> Short problem
Return a copy of each line that holds the string "structure".

> Excerpted records
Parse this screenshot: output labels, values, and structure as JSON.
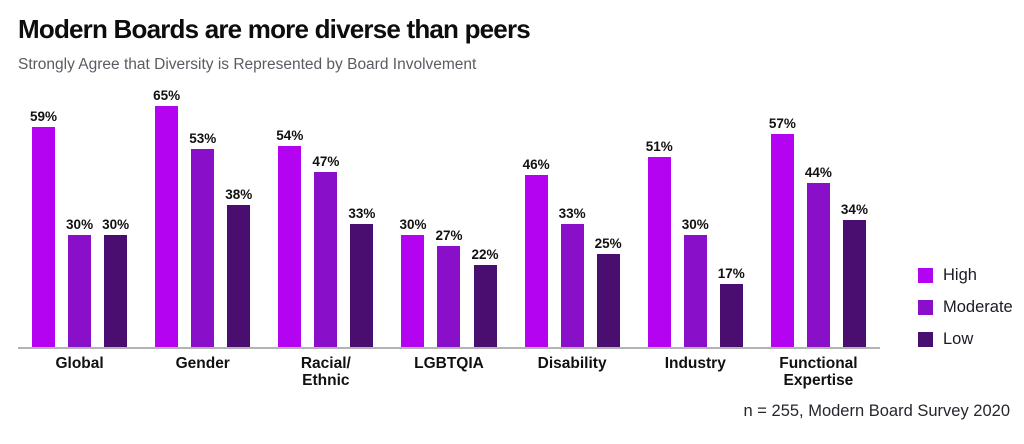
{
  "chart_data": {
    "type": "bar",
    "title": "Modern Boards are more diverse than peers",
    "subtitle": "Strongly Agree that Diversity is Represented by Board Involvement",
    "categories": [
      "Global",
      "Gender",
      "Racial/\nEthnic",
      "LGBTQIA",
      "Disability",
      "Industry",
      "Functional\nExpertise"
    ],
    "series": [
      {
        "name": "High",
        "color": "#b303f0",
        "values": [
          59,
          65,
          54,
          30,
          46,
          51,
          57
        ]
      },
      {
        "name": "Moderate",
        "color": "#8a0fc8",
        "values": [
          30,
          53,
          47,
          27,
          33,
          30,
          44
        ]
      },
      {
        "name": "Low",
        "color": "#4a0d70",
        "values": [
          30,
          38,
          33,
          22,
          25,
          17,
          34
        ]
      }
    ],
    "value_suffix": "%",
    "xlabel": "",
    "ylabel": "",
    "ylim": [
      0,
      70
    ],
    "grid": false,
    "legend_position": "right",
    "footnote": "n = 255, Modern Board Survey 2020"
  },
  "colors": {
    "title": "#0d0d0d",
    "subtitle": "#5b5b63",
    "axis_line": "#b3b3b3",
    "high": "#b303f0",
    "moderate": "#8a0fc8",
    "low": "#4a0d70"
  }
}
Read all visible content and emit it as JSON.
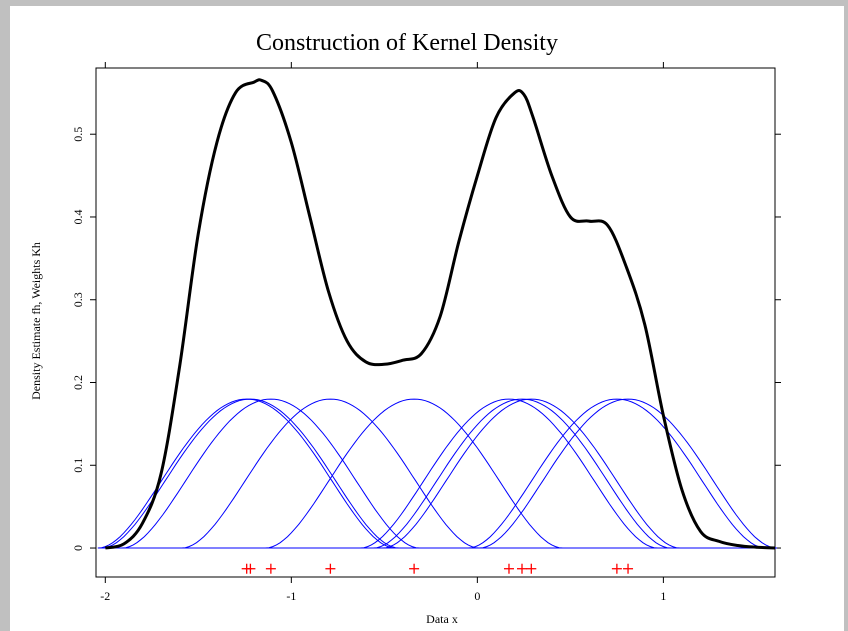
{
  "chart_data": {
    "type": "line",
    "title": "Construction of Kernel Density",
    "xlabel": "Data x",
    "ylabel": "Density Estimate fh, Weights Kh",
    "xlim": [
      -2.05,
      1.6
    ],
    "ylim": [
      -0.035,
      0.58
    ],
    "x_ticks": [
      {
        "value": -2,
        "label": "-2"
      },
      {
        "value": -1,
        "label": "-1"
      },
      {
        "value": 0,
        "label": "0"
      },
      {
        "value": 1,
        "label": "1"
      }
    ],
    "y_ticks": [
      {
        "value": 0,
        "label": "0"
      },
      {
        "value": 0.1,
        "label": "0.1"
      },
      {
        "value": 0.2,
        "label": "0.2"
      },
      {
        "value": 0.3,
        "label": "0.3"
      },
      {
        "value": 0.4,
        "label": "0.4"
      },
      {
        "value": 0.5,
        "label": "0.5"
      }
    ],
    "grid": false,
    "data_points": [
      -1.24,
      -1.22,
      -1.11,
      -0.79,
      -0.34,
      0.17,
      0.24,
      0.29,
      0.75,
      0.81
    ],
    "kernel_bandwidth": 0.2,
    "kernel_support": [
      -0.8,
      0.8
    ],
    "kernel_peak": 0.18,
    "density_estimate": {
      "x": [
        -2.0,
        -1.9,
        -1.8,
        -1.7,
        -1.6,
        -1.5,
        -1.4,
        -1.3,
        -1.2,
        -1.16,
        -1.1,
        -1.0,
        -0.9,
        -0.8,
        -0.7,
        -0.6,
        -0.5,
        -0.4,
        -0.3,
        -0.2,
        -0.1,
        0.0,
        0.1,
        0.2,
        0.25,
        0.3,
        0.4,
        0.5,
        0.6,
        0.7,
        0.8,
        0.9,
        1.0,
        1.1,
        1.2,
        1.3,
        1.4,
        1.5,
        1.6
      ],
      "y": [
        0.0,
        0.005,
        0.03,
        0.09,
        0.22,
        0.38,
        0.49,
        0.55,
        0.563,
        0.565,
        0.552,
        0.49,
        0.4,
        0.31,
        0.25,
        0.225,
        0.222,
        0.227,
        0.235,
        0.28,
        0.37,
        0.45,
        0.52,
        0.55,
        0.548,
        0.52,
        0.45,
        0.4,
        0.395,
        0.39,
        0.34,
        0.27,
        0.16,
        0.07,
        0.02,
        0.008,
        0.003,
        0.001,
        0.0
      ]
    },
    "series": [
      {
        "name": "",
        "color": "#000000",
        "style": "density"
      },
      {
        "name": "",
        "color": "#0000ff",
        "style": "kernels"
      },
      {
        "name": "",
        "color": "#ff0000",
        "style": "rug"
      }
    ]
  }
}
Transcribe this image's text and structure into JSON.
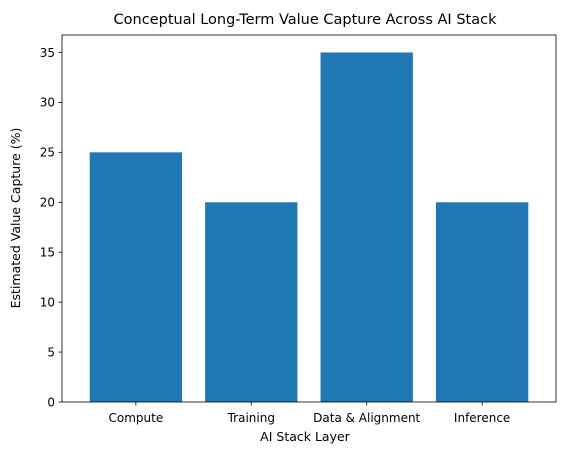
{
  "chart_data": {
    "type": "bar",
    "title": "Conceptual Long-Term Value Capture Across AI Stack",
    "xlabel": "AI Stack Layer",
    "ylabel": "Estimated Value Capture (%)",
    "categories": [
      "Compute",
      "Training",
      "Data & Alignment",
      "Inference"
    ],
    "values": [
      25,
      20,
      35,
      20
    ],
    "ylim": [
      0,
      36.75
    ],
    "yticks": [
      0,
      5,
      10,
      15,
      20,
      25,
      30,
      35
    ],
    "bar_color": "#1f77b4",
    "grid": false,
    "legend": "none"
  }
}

> Response to this exercise
Parse this screenshot: output labels, values, and structure as JSON.
Transcribe this image's text and structure into JSON.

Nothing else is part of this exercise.